● **Required task**
Search the material for the word "icon" and report each line where it turns up.

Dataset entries
────────────────────────────────────────
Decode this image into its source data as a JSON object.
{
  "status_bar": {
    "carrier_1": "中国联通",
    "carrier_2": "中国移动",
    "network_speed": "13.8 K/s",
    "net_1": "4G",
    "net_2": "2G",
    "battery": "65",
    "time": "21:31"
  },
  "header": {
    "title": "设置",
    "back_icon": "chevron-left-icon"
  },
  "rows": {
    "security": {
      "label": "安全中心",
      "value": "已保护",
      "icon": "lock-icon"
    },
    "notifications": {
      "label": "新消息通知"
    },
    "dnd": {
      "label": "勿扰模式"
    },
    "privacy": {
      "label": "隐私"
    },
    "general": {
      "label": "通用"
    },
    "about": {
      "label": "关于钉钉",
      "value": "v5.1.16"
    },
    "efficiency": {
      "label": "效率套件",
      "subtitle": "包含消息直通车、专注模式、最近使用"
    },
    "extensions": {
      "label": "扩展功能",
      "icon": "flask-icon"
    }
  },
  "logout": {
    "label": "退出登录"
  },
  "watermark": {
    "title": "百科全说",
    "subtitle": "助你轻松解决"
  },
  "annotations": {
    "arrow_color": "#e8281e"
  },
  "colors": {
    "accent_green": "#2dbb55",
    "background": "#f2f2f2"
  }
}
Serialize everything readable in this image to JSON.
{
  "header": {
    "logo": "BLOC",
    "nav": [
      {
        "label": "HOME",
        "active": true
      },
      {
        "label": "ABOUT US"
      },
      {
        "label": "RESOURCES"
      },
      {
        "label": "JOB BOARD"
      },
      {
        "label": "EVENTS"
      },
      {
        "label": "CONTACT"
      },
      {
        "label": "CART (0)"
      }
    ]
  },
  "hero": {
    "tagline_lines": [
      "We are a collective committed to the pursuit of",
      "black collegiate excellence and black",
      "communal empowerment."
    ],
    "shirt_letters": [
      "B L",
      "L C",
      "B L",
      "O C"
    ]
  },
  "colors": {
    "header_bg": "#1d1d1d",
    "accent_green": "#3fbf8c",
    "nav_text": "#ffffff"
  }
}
────────────────────────────────────────
● **Answer to the task**
    "back_icon": "chevron-left-icon"
      "icon": "lock-icon"
      "icon": "flask-icon"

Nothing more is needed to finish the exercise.